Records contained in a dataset
****
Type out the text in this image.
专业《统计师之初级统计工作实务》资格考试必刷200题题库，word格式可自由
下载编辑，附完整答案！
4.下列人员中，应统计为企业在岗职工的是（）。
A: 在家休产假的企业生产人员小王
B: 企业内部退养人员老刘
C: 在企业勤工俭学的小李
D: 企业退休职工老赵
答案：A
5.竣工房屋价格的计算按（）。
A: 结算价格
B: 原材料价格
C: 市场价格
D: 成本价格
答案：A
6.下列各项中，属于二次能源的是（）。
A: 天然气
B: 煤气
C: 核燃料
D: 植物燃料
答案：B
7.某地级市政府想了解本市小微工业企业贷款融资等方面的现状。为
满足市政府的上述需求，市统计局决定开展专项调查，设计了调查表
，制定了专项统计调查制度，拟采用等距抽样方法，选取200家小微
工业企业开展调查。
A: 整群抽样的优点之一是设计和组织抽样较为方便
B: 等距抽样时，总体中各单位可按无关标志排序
****
[DIRECTIONS]: Write out the data exactly as it stands.

[RESULT FOR THIS EXERCISE]:
Type out the text in this image.
专业《统计师之初级统计工作实务》资格考试必刷200题题库，word格式可自由
下载编辑，附完整答案！
4.下列人员中，应统计为企业在岗职工的是（）。
A: 在家休产假的企业生产人员小王
B: 企业内部退养人员老刘
C: 在企业勤工俭学的小李
D: 企业退休职工老赵
答案：A
5.竣工房屋价格的计算按（）。
A: 结算价格
B: 原材料价格
C: 市场价格
D: 成本价格
答案：A
6.下列各项中，属于二次能源的是（）。
A: 天然气
B: 煤气
C: 核燃料
D: 植物燃料
答案：B
7.某地级市政府想了解本市小微工业企业贷款融资等方面的现状。为
满足市政府的上述需求，市统计局决定开展专项调查，设计了调查表
，制定了专项统计调查制度，拟采用等距抽样方法，选取200家小微
工业企业开展调查。
A: 整群抽样的优点之一是设计和组织抽样较为方便
B: 等距抽样时，总体中各单位可按无关标志排序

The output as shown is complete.